--- Begin ---
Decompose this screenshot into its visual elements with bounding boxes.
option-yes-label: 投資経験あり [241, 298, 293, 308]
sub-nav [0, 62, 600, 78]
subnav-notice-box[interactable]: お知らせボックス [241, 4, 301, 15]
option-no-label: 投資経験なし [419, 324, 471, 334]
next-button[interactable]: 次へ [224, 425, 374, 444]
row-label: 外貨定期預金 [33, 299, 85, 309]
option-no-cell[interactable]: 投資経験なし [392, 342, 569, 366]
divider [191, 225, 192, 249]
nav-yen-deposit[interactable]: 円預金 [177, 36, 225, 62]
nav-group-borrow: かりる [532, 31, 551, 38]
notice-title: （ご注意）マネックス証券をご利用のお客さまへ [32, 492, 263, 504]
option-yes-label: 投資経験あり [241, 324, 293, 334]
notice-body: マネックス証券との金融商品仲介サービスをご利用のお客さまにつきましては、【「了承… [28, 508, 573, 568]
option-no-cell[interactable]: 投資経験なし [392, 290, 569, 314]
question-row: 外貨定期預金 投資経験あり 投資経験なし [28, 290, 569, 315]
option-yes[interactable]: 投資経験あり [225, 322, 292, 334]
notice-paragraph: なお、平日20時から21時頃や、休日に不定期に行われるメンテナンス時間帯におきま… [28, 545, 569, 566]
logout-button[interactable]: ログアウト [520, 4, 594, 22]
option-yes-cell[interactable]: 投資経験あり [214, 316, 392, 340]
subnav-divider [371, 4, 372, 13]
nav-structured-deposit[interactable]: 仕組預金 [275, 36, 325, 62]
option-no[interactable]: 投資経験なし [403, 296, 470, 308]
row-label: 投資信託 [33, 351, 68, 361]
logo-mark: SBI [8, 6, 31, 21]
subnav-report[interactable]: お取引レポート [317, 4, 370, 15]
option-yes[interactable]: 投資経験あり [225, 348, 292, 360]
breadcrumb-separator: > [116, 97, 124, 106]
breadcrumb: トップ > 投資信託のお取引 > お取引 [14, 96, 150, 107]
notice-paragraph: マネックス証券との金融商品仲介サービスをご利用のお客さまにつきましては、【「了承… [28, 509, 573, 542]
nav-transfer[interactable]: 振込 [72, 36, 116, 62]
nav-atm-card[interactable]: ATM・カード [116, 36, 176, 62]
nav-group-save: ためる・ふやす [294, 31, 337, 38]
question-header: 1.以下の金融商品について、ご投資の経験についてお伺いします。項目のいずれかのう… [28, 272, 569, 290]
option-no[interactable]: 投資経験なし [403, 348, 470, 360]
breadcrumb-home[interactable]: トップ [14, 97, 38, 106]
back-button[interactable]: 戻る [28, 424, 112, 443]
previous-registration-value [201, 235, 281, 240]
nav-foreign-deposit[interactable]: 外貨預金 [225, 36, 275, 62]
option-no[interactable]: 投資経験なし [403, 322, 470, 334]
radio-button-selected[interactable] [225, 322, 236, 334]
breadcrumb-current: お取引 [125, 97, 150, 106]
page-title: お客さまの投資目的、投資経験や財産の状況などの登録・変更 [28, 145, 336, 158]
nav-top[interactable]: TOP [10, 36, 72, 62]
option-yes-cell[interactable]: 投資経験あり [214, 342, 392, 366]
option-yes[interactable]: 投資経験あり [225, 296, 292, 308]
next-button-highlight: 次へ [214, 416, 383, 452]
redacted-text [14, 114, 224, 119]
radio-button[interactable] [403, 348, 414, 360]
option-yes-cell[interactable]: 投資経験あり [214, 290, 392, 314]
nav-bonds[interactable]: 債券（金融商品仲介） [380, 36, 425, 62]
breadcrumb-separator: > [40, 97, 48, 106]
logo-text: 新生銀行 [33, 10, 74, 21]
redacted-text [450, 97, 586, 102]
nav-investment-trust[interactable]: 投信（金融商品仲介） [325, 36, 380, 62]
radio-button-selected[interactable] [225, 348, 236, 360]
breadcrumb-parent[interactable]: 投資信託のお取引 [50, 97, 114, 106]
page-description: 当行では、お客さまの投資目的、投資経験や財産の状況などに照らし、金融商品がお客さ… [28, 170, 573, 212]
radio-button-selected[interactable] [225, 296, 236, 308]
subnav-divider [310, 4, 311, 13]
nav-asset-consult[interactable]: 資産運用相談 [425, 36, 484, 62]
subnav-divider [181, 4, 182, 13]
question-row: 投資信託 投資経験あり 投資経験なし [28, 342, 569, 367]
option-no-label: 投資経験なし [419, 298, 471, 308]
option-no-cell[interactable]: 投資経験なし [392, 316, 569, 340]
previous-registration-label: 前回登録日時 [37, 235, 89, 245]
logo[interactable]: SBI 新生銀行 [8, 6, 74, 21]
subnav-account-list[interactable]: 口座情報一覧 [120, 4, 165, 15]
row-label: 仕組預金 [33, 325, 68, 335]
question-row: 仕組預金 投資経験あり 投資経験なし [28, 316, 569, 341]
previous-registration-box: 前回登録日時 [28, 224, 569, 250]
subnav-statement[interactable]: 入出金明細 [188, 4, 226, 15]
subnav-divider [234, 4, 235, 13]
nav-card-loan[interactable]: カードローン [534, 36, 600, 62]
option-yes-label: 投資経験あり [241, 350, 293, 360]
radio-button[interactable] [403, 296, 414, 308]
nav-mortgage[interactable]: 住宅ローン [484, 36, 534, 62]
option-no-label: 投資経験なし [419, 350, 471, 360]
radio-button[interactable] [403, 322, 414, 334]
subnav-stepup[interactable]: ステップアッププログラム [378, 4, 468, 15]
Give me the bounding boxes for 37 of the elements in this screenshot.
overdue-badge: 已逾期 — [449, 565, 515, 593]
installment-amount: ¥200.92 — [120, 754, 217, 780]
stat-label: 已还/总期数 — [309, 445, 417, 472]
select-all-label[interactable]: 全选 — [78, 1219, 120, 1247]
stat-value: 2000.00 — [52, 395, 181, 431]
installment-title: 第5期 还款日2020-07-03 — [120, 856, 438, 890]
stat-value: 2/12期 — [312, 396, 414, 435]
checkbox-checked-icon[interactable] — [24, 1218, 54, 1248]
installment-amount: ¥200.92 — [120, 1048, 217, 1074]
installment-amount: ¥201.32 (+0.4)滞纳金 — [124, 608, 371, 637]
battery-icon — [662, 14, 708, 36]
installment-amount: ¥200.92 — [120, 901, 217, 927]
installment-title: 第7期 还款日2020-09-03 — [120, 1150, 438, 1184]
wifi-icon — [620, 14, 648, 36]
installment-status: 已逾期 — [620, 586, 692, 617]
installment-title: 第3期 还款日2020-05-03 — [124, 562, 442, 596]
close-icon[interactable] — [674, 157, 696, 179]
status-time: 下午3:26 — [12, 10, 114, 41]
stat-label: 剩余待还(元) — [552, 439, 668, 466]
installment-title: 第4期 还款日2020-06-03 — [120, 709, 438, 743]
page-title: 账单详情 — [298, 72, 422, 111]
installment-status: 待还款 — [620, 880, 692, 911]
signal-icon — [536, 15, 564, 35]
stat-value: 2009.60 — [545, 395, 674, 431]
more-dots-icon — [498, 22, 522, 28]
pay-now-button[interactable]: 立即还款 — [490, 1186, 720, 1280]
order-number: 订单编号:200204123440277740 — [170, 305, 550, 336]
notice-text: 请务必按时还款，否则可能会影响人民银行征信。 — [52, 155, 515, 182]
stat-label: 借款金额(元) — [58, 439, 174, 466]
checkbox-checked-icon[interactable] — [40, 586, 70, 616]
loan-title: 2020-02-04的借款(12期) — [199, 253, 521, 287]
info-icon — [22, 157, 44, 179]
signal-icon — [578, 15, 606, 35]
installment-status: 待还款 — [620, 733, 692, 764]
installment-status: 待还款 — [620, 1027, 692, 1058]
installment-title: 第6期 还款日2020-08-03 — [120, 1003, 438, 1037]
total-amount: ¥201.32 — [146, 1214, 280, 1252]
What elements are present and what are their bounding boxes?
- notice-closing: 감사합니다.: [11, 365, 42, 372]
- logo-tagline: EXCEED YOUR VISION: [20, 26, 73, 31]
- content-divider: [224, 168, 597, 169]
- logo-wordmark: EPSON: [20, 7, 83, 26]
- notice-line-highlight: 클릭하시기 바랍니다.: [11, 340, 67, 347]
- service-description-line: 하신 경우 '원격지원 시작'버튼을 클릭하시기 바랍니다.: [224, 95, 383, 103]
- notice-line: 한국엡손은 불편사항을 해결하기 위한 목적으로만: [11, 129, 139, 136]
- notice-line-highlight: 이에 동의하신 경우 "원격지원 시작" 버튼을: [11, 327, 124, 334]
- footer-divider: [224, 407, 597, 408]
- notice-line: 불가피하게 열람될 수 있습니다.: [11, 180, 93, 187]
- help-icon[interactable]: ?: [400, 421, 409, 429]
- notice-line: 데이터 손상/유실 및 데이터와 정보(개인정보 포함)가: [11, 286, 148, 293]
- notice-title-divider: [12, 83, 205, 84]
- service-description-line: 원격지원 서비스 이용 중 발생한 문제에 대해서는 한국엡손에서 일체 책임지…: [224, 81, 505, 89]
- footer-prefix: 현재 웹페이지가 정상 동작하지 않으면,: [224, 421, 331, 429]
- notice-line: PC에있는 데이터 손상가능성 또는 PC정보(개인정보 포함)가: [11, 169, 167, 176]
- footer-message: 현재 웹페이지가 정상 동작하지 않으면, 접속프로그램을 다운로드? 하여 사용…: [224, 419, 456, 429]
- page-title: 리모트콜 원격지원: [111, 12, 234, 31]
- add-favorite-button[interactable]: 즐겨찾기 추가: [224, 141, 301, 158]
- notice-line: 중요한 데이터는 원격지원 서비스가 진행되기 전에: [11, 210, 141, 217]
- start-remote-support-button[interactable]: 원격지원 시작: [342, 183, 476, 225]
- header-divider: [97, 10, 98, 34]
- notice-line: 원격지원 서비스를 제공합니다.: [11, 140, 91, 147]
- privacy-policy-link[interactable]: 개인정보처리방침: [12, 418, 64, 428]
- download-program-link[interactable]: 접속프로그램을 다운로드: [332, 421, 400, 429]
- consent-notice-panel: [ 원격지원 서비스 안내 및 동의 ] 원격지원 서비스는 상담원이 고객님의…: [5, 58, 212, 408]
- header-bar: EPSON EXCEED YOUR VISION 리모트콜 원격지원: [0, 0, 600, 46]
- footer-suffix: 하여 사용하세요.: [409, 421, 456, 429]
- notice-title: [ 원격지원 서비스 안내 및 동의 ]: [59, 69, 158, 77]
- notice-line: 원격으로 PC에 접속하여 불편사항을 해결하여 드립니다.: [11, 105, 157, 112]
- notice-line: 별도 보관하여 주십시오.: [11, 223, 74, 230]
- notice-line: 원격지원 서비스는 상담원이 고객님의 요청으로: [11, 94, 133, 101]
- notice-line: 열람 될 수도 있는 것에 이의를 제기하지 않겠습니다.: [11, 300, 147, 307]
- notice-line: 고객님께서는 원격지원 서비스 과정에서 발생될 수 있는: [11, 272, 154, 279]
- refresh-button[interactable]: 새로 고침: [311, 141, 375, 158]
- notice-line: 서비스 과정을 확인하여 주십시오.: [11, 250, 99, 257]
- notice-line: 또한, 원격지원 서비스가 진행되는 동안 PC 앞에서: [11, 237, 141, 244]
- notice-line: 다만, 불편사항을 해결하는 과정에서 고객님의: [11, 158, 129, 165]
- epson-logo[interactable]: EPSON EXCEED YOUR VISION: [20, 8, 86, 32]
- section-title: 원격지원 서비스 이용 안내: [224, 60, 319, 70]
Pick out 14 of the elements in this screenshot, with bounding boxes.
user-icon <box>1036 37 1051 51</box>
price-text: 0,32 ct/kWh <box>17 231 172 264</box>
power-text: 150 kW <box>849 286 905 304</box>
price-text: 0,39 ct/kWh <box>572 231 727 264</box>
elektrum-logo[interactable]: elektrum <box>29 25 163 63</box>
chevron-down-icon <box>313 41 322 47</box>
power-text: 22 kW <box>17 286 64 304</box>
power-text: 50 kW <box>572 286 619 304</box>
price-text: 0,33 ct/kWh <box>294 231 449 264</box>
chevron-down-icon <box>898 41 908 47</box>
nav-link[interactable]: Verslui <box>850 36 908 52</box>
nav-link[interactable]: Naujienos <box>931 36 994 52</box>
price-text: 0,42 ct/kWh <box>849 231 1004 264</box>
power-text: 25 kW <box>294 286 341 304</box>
--- End ---
- **Goal**
Count the lines of the records that contain the string "value", matching upper and lower case exactly, and reply with only that number.

- **Reply to the exercise**
4